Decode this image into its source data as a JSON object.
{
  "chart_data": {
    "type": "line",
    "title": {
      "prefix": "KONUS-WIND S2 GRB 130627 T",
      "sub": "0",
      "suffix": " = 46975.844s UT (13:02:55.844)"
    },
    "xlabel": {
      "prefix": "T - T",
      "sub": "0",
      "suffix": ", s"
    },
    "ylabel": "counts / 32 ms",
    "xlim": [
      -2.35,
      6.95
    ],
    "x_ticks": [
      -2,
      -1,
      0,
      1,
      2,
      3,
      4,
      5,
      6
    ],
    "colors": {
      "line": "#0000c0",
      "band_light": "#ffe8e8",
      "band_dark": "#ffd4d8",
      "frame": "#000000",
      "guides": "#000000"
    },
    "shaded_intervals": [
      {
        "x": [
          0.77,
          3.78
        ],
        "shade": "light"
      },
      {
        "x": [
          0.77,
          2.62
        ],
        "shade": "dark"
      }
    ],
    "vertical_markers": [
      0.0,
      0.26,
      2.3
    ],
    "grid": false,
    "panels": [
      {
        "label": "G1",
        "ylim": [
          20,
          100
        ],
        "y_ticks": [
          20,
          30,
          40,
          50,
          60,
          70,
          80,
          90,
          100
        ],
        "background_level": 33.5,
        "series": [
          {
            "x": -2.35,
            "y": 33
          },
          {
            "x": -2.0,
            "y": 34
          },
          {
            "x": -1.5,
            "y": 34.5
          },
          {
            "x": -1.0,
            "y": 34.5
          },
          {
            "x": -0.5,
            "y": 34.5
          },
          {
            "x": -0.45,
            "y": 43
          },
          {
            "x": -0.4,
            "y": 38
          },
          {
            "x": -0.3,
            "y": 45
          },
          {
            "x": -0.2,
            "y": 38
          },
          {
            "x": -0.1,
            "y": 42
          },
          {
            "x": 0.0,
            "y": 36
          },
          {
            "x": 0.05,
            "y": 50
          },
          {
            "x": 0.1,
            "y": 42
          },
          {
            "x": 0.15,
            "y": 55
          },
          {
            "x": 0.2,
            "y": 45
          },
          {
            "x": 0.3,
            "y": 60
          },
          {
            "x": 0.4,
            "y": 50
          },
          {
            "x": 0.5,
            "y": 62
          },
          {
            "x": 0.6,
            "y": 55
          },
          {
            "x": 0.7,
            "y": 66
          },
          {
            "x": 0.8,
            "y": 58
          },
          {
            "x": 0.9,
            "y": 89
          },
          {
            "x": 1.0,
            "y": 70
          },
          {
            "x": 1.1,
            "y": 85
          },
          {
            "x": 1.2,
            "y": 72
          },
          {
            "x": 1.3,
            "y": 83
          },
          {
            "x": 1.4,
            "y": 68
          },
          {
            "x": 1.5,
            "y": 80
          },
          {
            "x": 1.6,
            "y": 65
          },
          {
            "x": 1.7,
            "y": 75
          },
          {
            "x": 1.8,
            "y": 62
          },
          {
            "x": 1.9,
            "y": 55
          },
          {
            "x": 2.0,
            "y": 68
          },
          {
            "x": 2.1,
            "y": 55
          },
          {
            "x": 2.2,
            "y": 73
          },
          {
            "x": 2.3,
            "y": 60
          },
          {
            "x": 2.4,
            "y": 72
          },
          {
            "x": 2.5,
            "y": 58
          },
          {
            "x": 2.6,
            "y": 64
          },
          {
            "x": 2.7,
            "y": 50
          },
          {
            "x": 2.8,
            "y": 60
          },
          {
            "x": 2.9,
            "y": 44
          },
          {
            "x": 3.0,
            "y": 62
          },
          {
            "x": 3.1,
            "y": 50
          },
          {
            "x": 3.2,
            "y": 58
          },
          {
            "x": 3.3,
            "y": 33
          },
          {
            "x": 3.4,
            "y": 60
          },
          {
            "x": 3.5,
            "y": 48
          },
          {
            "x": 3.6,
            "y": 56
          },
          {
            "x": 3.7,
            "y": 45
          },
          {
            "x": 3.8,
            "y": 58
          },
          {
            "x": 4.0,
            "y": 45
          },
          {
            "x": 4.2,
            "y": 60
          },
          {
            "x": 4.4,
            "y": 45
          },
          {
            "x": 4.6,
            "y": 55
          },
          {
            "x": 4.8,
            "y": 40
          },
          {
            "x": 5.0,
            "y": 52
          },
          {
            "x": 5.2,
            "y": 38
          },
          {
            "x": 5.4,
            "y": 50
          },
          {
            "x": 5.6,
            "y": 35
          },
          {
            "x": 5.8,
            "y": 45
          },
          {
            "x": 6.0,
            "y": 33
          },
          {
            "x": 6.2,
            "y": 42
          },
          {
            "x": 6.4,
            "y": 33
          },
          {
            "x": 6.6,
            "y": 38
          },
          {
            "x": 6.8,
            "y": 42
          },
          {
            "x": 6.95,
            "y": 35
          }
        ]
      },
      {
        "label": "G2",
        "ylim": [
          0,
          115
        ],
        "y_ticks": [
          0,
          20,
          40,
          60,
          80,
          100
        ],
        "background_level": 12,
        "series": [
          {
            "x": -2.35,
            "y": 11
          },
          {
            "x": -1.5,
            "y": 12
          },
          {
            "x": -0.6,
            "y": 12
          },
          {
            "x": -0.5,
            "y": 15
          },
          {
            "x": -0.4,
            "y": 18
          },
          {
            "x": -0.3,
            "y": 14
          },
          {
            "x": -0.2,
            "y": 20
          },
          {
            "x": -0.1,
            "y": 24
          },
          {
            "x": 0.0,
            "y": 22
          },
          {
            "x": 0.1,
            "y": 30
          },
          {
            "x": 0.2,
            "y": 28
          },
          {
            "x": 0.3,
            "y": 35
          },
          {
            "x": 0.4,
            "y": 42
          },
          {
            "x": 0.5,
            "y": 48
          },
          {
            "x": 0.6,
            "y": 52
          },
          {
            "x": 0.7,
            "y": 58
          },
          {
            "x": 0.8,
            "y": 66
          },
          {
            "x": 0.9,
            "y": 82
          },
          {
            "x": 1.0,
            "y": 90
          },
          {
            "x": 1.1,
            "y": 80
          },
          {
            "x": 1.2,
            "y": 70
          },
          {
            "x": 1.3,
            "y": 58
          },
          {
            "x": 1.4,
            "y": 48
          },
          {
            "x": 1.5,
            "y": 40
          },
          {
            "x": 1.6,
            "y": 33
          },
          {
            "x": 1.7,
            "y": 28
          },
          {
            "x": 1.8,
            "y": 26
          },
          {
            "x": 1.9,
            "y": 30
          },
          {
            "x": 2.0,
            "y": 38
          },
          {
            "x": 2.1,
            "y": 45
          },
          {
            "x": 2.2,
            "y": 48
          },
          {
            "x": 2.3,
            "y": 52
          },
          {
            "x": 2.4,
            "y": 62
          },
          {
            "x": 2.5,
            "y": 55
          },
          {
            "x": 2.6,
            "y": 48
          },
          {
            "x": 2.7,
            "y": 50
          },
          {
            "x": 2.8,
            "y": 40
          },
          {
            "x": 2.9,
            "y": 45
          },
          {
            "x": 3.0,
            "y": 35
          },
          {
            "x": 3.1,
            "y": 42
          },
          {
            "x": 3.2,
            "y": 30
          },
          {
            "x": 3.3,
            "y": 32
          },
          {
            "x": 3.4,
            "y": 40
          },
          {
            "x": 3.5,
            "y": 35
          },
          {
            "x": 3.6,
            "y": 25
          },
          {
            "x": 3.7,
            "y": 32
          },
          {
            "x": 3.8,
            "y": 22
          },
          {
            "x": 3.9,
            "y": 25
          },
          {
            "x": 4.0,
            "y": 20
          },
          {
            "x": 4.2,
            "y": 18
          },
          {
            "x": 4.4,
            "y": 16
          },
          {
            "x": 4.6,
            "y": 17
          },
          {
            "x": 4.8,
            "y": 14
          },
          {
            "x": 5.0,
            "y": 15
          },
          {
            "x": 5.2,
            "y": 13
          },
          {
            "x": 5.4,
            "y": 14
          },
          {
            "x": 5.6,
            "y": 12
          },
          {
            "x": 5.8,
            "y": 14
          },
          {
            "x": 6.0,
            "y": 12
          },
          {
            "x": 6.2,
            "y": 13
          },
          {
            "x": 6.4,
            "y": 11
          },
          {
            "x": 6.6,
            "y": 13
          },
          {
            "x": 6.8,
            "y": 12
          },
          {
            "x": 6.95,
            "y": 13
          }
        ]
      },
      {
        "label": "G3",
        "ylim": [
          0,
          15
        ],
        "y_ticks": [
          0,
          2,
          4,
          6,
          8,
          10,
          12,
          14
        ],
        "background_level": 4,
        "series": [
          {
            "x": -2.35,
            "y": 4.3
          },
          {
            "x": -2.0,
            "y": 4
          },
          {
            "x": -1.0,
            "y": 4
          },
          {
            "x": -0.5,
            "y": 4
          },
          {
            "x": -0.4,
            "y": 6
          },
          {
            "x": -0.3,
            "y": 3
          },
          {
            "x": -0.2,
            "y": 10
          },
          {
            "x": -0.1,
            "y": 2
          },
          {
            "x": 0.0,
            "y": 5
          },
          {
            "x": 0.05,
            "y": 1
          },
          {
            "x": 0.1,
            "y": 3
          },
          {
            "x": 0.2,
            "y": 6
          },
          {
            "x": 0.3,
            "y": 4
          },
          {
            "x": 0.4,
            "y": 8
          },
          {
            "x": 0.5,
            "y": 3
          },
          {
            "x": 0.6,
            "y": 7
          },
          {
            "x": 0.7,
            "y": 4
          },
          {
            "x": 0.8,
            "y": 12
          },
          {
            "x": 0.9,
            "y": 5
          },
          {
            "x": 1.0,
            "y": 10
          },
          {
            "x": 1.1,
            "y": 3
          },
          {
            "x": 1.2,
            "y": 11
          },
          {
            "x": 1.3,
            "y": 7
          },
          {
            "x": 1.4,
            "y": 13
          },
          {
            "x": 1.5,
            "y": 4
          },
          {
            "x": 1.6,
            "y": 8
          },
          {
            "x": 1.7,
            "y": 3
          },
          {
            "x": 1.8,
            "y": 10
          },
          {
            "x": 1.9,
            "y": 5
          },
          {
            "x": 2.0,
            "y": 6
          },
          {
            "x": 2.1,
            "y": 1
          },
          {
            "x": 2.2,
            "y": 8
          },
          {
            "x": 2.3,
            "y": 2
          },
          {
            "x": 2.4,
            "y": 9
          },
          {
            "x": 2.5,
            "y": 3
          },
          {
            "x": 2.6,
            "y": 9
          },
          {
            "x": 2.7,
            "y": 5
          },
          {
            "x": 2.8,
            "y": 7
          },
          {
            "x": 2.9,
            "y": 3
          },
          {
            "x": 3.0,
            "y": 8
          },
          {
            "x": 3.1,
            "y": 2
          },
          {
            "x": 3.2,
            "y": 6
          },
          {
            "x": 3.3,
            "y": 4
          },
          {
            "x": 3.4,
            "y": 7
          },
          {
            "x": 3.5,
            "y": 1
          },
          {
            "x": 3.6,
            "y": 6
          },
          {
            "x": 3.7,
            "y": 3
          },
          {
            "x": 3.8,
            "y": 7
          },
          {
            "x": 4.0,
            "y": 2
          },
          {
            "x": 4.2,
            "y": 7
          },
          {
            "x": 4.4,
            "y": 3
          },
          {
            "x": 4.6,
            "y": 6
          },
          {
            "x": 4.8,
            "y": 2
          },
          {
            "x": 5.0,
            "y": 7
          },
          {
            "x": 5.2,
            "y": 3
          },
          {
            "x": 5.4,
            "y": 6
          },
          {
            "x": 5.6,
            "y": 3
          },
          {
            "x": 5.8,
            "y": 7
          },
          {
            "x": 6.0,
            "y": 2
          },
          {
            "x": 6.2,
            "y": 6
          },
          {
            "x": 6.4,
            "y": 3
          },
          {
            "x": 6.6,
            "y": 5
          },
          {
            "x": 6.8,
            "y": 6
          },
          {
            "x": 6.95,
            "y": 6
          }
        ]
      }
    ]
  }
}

» **Aim of the task**
Go through the records and pull out each line that includes the word "prefix".

» **Exercise response**
      "prefix": "KONUS-WIND S2 GRB 130627 T",
      "prefix": "T - T",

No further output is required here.